— SET TASKS —
(1) In the article on President Bush's tax cuts, who do colleagues say recommended using "sunsets" to fit the cuts into the $350 billion limit?
(2) Carry on the article about President Bush's tax cuts from the point where it stops.

— SOURCE TEXT —
--- BEGIN ---

Tax Cuts Leave Bush With No Excuses, No One to Blame
Love ’em or hate ’em, President Bush’s new tax cuts do two things: deprive him of any chance to blame Democrats if the economy doesn’t recover, and set up a make-or-break test of the efficacy of supply-side, trickle-down Republican economics. [IMGCAP(1)]
Congress passed cuts nominally limited to $330 billion over 10 years, a total Bush once derided as “itty bitty,” giving him a potential excuse if the economy remains weak.
But, as everyone now knows, the size of the cuts is likely to be greater than the $726 billion Bush originally sought — and which, he promised, would create 1 million new jobs by 2004.
Colleagues say it was Sen. Don Nickles (R-Okla.) who recommended using “sunsets” — early expiration dates — to shoe-horn huge long-term tax cuts into the $350 billion box mandated by moderate Senators.
Assuming that Congress extends the cuts, the liberal Center for Budget and Policy Priorities calculates their real cost at $800 billion to $1 trillion over 10 years — or $1.1 trillion to $1.5 trillion, counting increases in interest payments on the federal debt.
In any event, when Bush signed the bill last week, he hailed it as a job creator. That means there can be no excuses and no blaming someone else if the economy doesn’t rebound before next year’s election.
Democrats, of course, attack the cuts as economically ineffective, fiscally irresponsible and unfairly skewed to the rich.
Polls indicate that the public is deeply skeptical about the Bush cuts. According to a Gallup poll released last week, 45 percent of U.S. adults think the cuts are a good idea, while 46 percent say they’re a bad idea.
According to a Time-CNN poll, by 57 percent to 32 percent, voters believe the cuts will benefit the rich more than the middle class. By 50 percent to 39 percent, they think the cuts will stimulate the economy. But, by 47 percent to 40 percent, they think the federal deficit will grow “to unacceptably high levels.”

--- END ---

— Element and region listings —
--- BEGIN ---

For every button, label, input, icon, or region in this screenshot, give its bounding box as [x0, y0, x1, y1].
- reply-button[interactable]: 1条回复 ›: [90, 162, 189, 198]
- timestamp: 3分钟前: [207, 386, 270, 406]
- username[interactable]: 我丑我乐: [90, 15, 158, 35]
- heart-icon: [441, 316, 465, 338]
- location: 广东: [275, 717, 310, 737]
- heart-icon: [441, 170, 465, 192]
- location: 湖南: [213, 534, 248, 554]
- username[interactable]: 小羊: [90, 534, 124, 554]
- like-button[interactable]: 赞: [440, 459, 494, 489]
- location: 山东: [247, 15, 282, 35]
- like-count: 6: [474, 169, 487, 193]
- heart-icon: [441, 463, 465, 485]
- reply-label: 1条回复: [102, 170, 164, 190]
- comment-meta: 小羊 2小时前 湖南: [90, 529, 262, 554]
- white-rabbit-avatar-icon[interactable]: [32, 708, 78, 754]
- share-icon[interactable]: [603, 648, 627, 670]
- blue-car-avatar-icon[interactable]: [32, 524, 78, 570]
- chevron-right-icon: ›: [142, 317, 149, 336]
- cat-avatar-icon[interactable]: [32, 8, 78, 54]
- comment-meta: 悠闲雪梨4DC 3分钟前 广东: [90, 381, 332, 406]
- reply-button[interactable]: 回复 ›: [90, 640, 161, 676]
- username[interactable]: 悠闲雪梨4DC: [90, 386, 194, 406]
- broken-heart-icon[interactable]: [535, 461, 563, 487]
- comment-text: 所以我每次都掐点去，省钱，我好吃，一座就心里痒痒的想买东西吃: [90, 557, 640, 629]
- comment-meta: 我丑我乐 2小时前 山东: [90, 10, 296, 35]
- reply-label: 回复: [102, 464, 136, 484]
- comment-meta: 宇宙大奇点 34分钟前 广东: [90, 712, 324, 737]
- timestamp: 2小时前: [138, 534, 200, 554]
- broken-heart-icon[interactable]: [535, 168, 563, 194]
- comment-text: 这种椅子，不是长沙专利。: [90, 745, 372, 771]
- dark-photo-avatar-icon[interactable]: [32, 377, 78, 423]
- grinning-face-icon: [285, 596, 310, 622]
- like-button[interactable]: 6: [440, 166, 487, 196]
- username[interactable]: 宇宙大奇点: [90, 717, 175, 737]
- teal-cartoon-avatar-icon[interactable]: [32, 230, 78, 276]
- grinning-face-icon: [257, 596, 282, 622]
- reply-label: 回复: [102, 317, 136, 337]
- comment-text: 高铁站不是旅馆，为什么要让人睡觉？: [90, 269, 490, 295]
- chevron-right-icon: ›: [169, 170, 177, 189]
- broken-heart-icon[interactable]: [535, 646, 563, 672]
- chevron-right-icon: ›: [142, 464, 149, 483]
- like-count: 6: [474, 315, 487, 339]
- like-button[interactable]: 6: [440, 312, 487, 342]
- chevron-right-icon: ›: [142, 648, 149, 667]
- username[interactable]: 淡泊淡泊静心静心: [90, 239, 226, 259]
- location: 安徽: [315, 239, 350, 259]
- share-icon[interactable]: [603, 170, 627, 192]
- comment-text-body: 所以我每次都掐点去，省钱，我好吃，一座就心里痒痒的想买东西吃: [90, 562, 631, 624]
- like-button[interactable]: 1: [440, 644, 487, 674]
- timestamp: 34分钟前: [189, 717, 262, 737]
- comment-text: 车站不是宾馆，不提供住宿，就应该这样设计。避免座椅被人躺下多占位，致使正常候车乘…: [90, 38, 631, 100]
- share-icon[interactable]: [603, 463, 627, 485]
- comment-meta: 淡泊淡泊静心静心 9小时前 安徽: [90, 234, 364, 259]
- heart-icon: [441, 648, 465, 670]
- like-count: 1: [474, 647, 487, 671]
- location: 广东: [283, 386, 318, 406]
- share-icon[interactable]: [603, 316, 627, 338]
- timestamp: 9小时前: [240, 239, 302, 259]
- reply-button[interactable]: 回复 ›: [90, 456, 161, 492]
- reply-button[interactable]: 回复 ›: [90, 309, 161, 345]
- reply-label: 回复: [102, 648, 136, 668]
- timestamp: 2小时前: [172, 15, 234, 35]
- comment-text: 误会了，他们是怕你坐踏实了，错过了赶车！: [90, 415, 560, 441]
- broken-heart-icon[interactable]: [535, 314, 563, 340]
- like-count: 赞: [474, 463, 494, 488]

--- END ---

— RESULTS BY TASK —
(1) Sen. Don Nickles (R-Okla.)

(2)
Public attitudes may improve soon when some 25 million families receive checks for $400 per child as a result of the increase in the child tax credit, and when all income-tax payers notice less money being withheld from their paychecks as a result of rate reductions.
On the highly political question of “fairness,” there’s no question that, in terms of dollars in peoples’ pockets, the Bush cuts benefit the wealthy more than lower-income groups.
Arguing for his cuts as late as last week’s signing ceremony, Bush claimed that 91 million taxpayers would receive an average of $1,126 in 2003. But that’s a misleading claim, as CBPP demonstrates. It “averages” the $93,350 tax cut for millionaires with the $189 for those with incomes between $20,000 and $30,000.
Figured as a percentage tax reduction, though, the Bush cuts can be considered “fair.” Millionaires will get an 11.5 percent reduction in their taxes, according to Treasury Department estimates, while the $20,000-$30,000 group gets a 20 percent reduction.
Those with incomes above $100,000 have been paying 72.4 percent of all taxes. After Bush cuts, they’ll be paying 73.3 percent.
While fairness is a hot debating topic, the real tests of Bush’s tax policies are: Will they boost the economy before the 2004 election — and, if Bush is re-elected and his policies survive, will they fulfill the supply-siders’ promise of continuing prosperity?
For Bush, the new cuts have the virtue of being front-loaded and economically stimulative, with $208 billion of the total taking effect in 2003 and 2004. The package also contains $20 billion in aid to the states.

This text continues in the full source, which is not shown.